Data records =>
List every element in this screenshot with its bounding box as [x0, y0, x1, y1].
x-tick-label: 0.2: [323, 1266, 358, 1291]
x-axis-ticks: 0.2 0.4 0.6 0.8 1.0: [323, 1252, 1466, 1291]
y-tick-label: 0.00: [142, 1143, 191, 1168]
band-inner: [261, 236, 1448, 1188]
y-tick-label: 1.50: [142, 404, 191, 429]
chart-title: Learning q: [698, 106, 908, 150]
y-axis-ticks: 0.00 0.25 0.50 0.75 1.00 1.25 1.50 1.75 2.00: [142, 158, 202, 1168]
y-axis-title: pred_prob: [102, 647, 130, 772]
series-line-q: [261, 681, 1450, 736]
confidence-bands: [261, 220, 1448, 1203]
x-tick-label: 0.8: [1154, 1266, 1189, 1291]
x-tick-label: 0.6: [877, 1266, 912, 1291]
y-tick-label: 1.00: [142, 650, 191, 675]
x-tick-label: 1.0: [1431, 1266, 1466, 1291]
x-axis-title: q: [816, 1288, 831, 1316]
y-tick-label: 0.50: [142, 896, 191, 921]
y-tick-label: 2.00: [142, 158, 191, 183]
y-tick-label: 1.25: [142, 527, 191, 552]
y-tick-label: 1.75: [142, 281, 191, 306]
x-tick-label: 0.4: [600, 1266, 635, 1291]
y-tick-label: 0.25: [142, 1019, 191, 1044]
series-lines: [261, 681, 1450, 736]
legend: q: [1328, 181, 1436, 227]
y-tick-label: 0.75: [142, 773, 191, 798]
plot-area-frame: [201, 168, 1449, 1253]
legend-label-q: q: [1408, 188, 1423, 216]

WHAT YOU HAVE TO DO => Count the lines in the material that contain the string "legend", with case counting, and give only the number.

FINAL ANSWER => 2